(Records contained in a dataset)
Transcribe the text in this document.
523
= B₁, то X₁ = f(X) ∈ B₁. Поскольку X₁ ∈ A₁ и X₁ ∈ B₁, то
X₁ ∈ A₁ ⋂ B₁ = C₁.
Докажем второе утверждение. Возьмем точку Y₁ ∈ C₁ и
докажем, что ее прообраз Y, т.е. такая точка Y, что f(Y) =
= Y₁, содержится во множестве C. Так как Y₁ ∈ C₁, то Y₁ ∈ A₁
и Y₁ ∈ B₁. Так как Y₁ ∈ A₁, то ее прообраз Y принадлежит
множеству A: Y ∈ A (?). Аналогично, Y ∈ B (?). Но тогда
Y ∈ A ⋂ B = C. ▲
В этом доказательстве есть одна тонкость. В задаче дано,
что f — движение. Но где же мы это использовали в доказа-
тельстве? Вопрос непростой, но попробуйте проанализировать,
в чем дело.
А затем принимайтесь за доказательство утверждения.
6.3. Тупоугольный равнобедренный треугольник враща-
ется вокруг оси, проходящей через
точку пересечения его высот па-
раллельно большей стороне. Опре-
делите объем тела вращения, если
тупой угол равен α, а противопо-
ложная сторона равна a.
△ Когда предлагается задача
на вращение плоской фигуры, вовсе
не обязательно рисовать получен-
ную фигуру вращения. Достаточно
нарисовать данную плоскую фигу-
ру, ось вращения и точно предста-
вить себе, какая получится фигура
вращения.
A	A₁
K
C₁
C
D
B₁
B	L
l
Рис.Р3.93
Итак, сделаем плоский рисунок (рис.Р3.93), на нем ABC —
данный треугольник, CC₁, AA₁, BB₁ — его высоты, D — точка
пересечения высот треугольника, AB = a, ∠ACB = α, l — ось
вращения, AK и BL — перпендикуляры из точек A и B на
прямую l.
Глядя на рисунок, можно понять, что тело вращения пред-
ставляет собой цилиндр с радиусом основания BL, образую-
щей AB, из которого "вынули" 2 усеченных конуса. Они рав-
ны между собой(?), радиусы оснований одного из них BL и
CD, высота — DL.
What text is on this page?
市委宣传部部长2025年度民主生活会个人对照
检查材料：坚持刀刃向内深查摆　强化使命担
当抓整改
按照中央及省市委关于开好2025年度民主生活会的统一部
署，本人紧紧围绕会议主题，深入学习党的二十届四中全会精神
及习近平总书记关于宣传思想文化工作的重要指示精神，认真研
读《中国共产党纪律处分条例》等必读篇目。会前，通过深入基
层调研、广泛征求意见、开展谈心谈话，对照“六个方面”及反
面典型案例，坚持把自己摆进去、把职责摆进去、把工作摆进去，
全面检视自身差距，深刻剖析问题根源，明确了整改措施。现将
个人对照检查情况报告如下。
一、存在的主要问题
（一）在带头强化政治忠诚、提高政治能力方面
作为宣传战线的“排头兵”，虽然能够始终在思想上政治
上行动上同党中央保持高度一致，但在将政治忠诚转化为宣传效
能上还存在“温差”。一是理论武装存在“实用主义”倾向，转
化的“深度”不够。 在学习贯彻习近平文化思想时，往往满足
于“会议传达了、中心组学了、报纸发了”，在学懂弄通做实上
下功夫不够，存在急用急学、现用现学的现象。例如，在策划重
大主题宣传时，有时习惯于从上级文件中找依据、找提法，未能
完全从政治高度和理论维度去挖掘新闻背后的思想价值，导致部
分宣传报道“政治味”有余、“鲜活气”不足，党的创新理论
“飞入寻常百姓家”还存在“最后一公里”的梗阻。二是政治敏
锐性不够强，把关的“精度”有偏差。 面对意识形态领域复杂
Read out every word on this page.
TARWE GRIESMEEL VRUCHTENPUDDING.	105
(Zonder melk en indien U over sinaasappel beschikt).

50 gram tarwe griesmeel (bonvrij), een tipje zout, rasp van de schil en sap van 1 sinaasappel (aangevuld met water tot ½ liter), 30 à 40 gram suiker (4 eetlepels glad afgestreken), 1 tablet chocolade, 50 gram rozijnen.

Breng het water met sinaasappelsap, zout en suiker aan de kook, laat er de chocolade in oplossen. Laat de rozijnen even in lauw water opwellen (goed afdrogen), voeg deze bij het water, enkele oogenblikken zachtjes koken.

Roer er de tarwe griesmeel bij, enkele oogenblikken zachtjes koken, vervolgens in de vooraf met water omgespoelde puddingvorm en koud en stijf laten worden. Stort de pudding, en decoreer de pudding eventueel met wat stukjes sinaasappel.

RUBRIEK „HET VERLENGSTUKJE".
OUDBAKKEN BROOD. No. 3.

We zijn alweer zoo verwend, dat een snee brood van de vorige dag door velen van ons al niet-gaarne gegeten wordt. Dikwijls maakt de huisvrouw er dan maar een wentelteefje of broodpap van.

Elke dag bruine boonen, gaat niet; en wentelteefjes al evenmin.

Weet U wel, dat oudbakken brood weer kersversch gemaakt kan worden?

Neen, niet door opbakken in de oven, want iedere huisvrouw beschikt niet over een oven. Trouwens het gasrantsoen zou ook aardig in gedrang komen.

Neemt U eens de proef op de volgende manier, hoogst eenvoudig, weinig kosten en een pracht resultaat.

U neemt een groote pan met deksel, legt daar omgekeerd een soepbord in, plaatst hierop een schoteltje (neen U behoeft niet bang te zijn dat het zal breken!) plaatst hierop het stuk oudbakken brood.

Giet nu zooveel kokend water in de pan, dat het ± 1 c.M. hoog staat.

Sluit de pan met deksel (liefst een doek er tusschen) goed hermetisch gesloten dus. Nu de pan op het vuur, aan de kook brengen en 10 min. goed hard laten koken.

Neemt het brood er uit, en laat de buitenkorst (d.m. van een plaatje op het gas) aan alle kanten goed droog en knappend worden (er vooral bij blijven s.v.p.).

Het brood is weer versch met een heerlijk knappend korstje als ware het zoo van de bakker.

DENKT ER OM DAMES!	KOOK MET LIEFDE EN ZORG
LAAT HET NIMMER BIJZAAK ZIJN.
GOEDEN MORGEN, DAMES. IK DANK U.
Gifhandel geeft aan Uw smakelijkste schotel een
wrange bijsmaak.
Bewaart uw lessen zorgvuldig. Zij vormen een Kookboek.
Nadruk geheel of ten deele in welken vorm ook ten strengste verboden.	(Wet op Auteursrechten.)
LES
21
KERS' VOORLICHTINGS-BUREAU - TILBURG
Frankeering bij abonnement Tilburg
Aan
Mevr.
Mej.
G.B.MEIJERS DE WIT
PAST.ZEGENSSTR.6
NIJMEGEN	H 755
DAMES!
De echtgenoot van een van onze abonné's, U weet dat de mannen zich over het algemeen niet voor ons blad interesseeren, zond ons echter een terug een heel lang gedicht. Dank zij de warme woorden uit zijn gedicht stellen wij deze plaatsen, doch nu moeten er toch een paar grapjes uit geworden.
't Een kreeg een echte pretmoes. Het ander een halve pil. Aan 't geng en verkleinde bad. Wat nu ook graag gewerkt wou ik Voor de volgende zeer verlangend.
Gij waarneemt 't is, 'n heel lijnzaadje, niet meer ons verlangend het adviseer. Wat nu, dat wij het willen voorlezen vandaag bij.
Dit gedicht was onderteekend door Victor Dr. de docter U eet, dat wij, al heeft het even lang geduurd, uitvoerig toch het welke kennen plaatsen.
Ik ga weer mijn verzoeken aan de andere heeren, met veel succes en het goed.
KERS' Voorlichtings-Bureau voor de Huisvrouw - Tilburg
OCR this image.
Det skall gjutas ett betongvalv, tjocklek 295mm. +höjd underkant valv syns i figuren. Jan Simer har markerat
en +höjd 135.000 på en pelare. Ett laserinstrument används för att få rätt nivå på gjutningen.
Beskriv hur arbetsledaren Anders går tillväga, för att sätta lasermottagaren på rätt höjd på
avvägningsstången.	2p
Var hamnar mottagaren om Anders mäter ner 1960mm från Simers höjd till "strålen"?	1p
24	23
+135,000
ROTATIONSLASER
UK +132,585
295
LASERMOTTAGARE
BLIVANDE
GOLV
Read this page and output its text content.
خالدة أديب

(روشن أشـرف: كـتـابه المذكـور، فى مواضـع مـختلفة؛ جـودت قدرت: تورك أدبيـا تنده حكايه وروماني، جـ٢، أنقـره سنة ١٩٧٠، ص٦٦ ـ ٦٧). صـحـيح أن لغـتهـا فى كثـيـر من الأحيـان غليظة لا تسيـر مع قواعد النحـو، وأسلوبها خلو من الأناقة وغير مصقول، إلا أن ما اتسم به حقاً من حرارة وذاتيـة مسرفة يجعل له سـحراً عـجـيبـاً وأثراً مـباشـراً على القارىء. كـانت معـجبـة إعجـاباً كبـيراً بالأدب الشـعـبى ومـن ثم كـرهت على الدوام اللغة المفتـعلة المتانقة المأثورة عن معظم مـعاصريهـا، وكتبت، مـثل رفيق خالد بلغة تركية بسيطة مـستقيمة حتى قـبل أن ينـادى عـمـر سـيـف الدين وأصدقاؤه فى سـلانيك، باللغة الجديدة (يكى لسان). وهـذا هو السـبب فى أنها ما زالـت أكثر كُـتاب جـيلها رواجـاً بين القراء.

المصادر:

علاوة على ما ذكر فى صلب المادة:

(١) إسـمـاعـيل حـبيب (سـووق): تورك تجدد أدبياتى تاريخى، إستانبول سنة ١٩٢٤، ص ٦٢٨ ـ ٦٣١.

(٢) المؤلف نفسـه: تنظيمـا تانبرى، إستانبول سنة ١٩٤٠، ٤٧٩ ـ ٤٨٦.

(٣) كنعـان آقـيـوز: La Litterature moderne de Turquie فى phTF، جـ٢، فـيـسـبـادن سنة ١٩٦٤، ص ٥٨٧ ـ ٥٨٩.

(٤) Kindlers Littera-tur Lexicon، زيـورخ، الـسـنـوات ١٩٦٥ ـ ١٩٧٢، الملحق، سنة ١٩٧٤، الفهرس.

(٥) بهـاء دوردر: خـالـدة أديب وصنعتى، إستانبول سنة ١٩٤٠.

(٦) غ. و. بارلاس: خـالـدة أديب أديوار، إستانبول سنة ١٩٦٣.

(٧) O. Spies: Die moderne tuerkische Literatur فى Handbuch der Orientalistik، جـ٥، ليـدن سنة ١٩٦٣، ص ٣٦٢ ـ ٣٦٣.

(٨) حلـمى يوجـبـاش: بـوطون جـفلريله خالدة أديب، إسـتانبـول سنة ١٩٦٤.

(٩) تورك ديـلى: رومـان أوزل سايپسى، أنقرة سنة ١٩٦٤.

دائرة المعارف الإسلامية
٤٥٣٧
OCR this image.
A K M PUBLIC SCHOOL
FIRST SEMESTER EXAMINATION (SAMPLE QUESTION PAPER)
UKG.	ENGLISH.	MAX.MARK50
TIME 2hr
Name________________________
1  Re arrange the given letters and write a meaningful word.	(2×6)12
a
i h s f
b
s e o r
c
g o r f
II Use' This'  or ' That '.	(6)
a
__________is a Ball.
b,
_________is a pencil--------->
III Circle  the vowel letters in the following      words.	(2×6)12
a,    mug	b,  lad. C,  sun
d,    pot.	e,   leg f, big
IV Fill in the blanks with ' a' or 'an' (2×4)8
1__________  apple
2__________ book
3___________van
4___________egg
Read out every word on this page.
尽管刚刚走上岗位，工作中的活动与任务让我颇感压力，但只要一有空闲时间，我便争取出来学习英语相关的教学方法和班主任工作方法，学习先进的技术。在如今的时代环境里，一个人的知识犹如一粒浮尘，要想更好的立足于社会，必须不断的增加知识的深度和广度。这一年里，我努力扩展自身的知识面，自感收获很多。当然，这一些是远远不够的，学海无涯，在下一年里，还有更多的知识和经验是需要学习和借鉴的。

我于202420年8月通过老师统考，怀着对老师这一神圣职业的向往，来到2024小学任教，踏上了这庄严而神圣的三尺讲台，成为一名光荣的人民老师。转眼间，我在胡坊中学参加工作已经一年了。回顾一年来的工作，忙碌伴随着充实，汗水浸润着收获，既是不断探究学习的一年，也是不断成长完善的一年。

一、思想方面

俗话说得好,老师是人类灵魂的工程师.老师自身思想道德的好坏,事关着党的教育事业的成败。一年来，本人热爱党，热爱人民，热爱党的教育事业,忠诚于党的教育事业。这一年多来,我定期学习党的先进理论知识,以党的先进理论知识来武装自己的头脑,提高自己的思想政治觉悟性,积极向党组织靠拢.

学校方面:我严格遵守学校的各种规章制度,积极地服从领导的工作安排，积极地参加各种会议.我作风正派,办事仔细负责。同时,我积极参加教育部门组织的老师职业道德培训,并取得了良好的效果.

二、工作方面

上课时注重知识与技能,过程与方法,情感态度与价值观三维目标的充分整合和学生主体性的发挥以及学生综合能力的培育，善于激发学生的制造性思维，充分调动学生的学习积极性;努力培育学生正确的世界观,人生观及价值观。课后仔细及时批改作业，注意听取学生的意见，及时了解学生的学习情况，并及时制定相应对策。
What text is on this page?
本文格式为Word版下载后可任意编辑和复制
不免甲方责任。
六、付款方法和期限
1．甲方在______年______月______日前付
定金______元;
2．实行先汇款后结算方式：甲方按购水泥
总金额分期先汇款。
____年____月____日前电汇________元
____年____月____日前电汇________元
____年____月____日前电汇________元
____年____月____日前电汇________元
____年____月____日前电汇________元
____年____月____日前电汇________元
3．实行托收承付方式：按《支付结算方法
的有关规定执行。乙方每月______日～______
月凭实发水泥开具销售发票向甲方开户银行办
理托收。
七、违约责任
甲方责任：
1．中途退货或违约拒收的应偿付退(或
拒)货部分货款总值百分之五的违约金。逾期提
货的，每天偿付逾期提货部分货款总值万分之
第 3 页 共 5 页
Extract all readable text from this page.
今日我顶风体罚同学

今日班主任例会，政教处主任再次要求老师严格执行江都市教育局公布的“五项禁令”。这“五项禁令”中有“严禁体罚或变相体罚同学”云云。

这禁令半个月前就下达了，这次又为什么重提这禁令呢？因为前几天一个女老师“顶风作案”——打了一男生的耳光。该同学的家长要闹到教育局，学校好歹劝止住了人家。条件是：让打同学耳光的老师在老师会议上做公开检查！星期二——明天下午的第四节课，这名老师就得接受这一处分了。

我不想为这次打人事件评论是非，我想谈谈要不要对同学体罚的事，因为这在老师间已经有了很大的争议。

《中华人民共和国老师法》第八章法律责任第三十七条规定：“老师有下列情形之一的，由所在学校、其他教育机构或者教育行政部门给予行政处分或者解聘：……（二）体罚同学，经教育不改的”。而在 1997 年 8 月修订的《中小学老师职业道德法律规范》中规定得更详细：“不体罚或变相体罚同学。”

» WRITTEN EXERCISE: Copy the lines from the entries above in which the word "plaatsen" appears.

» EXPECTED ANSWER:
De echtgenoot van een van onze abonné's, U weet dat de mannen zich over het algemeen niet voor ons blad interesseeren, zond ons echter een terug een heel lang gedicht. Dank zij de warme woorden uit zijn gedicht stellen wij deze plaatsen, doch nu moeten er toch een paar grapjes uit geworden.
Dit gedicht was onderteekend door Victor Dr. de docter U eet, dat wij, al heeft het even lang geduurd, uitvoerig toch het welke kennen plaatsen.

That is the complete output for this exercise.